From the listing below, extract every line in which the word "date" appears.

═════ Entries shown ═════

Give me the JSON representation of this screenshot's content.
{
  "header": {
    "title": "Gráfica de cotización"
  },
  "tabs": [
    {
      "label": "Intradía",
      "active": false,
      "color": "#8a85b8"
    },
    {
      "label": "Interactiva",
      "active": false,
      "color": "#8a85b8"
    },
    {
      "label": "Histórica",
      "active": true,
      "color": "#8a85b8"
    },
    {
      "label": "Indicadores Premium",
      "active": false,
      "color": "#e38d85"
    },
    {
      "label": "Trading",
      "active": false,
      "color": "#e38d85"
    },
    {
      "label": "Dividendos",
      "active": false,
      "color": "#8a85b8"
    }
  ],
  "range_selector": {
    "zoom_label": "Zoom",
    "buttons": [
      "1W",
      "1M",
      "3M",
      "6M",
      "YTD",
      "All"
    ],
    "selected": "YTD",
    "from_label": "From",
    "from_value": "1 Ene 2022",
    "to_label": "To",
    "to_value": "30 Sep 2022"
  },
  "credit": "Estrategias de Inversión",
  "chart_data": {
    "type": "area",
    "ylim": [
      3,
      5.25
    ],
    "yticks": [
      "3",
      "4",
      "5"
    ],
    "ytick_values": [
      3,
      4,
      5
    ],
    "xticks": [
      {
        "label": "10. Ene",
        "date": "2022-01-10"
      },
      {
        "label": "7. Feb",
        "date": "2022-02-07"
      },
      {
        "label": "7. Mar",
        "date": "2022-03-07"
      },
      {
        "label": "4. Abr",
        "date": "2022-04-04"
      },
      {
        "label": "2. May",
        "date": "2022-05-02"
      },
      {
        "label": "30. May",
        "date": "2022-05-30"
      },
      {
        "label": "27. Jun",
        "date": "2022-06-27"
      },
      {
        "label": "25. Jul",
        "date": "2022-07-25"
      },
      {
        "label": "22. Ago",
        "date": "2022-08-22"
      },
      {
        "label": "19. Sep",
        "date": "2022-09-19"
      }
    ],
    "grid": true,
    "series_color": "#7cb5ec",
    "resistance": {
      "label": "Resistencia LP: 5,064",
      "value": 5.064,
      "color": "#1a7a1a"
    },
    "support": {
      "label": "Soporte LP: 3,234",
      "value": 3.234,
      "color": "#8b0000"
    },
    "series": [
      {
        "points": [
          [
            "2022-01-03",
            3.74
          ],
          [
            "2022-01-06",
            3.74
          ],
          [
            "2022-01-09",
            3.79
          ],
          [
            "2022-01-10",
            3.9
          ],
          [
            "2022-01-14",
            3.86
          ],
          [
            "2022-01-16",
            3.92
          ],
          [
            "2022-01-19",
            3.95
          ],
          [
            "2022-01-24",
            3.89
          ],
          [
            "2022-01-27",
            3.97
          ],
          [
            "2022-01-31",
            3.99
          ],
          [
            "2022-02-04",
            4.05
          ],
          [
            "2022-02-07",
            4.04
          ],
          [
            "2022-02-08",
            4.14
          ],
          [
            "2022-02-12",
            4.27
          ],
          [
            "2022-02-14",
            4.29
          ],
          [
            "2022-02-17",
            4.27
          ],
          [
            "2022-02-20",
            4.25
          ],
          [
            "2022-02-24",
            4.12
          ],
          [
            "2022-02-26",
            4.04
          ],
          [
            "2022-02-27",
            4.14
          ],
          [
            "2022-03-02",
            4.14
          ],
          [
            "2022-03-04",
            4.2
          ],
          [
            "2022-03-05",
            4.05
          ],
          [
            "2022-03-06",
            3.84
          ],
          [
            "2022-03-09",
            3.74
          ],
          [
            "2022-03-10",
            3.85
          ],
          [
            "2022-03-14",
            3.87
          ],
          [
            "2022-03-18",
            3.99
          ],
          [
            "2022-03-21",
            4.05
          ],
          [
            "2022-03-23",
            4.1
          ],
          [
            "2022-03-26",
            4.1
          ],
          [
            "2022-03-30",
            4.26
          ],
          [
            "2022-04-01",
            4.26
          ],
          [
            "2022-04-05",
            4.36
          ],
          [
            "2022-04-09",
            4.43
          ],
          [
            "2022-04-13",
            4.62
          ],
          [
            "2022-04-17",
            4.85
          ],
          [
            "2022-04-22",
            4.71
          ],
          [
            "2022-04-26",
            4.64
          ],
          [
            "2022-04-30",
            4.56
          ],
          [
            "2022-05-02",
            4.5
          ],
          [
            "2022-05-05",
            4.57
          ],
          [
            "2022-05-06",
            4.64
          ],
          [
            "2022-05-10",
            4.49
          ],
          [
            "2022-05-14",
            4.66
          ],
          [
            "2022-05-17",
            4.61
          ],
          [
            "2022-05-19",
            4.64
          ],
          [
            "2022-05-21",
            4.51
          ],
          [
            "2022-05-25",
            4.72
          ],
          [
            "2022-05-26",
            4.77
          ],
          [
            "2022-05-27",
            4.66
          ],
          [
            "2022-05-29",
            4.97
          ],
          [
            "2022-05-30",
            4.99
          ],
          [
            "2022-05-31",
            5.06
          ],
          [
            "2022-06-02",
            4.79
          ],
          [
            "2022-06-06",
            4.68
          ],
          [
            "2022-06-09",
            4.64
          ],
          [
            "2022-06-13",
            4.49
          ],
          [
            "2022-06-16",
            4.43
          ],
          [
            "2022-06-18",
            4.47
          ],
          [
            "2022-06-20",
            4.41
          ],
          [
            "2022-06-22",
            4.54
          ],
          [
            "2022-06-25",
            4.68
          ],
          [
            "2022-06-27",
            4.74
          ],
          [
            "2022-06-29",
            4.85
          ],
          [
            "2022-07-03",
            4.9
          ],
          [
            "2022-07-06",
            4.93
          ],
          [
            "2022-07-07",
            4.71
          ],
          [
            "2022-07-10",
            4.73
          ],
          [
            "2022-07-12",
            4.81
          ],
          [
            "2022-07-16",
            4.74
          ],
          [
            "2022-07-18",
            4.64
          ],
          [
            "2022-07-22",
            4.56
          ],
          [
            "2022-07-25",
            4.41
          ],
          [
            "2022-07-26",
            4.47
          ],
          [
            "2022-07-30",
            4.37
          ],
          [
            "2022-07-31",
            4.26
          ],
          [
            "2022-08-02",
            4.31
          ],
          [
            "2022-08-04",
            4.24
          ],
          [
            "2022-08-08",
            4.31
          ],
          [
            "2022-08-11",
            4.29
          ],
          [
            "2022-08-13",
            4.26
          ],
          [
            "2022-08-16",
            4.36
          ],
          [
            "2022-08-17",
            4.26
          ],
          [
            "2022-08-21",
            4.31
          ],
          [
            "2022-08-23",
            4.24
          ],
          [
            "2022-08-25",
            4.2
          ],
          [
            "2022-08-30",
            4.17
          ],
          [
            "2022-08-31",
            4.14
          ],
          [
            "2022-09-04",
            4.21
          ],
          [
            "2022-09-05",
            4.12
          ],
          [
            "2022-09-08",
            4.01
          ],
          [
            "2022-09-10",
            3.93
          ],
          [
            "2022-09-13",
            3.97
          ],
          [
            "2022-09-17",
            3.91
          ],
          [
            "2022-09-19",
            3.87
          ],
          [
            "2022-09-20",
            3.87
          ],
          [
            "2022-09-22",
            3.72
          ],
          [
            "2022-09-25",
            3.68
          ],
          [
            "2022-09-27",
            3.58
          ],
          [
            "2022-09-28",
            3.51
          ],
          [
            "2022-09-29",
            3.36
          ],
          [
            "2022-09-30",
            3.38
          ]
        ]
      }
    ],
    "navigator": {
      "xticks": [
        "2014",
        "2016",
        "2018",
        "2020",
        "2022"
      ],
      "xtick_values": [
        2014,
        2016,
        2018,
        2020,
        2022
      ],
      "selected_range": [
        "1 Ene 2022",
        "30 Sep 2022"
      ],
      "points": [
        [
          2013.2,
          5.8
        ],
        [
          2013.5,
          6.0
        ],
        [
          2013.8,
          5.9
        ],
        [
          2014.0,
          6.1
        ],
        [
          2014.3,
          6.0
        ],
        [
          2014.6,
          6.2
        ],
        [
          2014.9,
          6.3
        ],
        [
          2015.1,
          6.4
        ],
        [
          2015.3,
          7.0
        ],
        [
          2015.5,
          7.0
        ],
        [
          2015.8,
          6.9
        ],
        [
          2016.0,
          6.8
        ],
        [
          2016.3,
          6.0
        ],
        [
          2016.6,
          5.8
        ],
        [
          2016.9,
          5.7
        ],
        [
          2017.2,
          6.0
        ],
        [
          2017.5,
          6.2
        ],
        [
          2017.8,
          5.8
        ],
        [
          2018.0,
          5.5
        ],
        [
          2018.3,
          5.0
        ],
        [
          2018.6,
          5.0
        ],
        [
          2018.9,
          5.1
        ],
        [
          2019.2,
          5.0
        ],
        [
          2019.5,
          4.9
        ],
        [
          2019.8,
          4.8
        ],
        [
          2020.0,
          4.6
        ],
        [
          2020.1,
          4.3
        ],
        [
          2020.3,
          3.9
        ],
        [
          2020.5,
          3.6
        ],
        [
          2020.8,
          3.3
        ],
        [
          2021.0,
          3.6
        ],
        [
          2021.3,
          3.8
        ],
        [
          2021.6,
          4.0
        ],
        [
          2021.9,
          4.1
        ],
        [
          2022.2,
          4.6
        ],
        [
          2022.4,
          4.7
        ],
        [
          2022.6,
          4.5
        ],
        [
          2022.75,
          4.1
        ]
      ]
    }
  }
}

═════

[Full solution]
        "date": "2022-01-10"
        "date": "2022-02-07"
        "date": "2022-03-07"
        "date": "2022-04-04"
        "date": "2022-05-02"
        "date": "2022-05-30"
        "date": "2022-06-27"
        "date": "2022-07-25"
        "date": "2022-08-22"
        "date": "2022-09-19"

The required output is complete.